From the listing below, pull out every line where the string "manövreras" appears.

Data entries:
+++

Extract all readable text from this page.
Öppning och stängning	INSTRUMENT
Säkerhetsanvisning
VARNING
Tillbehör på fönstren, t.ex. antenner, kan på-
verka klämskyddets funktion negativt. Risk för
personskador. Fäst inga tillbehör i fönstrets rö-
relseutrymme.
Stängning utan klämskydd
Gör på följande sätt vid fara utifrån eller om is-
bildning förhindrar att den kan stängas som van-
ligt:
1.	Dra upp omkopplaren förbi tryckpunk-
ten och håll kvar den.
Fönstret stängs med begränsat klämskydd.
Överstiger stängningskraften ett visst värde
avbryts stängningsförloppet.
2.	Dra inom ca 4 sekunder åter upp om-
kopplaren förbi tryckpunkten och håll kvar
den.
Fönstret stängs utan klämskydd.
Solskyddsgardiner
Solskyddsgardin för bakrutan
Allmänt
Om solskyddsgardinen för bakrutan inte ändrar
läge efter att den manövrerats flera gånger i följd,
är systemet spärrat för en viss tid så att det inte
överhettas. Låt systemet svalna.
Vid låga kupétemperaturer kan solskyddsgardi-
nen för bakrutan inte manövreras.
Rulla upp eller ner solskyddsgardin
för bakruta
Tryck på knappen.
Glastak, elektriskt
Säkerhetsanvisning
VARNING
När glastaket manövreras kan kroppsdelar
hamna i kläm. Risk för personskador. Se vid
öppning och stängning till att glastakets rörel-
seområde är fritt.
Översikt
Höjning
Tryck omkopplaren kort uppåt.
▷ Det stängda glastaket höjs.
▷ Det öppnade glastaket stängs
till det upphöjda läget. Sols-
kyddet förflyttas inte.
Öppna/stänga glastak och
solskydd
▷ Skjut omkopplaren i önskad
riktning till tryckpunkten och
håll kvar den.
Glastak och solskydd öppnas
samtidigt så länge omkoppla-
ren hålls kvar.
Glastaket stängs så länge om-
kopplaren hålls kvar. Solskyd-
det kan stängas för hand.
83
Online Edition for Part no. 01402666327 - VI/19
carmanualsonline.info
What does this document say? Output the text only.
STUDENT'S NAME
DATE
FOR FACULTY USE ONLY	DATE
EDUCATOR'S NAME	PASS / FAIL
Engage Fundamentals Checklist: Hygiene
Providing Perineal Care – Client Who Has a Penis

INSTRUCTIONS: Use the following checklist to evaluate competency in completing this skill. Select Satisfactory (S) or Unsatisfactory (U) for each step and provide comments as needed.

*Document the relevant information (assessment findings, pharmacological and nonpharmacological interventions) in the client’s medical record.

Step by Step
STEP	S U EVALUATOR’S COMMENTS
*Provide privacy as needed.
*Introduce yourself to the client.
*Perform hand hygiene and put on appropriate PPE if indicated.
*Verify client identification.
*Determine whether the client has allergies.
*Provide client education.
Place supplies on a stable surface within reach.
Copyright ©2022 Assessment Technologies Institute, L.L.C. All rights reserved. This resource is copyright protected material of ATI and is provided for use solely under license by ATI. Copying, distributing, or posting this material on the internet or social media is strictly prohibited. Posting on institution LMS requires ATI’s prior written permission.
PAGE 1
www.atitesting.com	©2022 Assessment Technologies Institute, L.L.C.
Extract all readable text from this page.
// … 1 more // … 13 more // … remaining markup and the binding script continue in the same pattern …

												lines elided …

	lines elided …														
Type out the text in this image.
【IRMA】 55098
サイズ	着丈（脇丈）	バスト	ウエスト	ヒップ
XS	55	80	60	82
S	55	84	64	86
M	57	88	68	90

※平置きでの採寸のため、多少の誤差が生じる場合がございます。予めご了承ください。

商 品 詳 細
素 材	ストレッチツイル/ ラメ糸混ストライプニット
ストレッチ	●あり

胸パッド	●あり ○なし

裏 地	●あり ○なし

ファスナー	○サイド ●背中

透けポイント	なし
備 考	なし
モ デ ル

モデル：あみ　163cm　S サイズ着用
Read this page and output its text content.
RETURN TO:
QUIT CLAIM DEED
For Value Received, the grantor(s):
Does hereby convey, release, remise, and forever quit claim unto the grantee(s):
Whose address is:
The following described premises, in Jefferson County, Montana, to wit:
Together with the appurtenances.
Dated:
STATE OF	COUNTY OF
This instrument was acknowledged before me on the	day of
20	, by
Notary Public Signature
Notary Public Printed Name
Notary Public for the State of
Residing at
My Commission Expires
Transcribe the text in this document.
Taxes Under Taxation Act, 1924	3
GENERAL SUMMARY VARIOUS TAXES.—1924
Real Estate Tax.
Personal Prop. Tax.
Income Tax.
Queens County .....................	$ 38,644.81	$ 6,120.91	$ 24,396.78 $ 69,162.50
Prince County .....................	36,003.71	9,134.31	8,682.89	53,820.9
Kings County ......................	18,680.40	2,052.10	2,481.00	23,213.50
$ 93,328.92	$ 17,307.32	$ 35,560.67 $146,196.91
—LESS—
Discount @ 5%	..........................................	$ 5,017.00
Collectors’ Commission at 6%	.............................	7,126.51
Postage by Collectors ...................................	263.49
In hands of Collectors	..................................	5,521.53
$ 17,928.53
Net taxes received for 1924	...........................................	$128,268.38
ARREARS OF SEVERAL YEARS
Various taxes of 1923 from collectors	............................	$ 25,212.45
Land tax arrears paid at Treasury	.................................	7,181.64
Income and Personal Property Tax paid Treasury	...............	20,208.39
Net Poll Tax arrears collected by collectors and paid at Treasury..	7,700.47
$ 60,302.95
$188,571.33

+++

Reply
nen för bakrutan inte manövreras.
När glastaket manövreras kan kroppsdelar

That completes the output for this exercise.